#### Record excerpts:
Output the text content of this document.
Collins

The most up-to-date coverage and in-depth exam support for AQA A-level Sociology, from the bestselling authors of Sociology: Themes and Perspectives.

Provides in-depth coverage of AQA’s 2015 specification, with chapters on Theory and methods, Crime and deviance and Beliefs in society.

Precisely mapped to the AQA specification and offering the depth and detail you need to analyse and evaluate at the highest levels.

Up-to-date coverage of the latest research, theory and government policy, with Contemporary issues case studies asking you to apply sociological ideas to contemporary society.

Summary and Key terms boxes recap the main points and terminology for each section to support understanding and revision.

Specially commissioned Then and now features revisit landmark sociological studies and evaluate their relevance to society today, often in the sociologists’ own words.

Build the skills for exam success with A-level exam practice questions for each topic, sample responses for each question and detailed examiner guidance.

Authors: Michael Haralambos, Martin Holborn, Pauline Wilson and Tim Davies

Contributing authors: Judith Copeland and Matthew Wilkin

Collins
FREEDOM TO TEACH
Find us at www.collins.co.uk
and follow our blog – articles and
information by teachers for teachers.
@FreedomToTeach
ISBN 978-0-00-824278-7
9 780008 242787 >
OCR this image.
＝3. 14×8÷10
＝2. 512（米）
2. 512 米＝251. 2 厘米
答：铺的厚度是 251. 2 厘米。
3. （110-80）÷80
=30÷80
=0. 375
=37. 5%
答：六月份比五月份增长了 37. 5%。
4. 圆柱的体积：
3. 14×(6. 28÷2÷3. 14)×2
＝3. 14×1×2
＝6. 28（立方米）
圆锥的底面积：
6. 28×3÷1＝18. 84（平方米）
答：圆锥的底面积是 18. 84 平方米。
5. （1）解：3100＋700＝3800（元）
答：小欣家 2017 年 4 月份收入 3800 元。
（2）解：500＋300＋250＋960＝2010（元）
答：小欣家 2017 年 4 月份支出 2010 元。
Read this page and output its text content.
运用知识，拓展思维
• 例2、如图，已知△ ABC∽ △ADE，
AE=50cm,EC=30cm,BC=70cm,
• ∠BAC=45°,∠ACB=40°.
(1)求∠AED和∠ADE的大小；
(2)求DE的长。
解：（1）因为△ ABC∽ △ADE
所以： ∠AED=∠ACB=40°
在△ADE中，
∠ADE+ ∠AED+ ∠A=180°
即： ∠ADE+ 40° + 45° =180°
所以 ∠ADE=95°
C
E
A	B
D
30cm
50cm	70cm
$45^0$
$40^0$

#### Given task:
Please set down the whole listing above without altering a single line.

#### The reply:
Output the text content of this document.
Collins

The most up-to-date coverage and in-depth exam support for AQA A-level Sociology, from the bestselling authors of Sociology: Themes and Perspectives.

Provides in-depth coverage of AQA’s 2015 specification, with chapters on Theory and methods, Crime and deviance and Beliefs in society.

Precisely mapped to the AQA specification and offering the depth and detail you need to analyse and evaluate at the highest levels.

Up-to-date coverage of the latest research, theory and government policy, with Contemporary issues case studies asking you to apply sociological ideas to contemporary society.

Summary and Key terms boxes recap the main points and terminology for each section to support understanding and revision.

Specially commissioned Then and now features revisit landmark sociological studies and evaluate their relevance to society today, often in the sociologists’ own words.

Build the skills for exam success with A-level exam practice questions for each topic, sample responses for each question and detailed examiner guidance.

Authors: Michael Haralambos, Martin Holborn, Pauline Wilson and Tim Davies

Contributing authors: Judith Copeland and Matthew Wilkin

Collins
FREEDOM TO TEACH
Find us at www.collins.co.uk
and follow our blog – articles and
information by teachers for teachers.
@FreedomToTeach
ISBN 978-0-00-824278-7
9 780008 242787 >
OCR this image.
＝3. 14×8÷10
＝2. 512（米）
2. 512 米＝251. 2 厘米
答：铺的厚度是 251. 2 厘米。
3. （110-80）÷80
=30÷80
=0. 375
=37. 5%
答：六月份比五月份增长了 37. 5%。
4. 圆柱的体积：
3. 14×(6. 28÷2÷3. 14)×2
＝3. 14×1×2
＝6. 28（立方米）
圆锥的底面积：
6. 28×3÷1＝18. 84（平方米）
答：圆锥的底面积是 18. 84 平方米。
5. （1）解：3100＋700＝3800（元）
答：小欣家 2017 年 4 月份收入 3800 元。
（2）解：500＋300＋250＋960＝2010（元）
答：小欣家 2017 年 4 月份支出 2010 元。
Read this page and output its text content.
运用知识，拓展思维
• 例2、如图，已知△ ABC∽ △ADE，
AE=50cm,EC=30cm,BC=70cm,
• ∠BAC=45°,∠ACB=40°.
(1)求∠AED和∠ADE的大小；
(2)求DE的长。
解：（1）因为△ ABC∽ △ADE
所以： ∠AED=∠ACB=40°
在△ADE中，
∠ADE+ ∠AED+ ∠A=180°
即： ∠ADE+ 40° + 45° =180°
所以 ∠ADE=95°
C
E
A	B
D
30cm
50cm	70cm
$45^0$
$40^0$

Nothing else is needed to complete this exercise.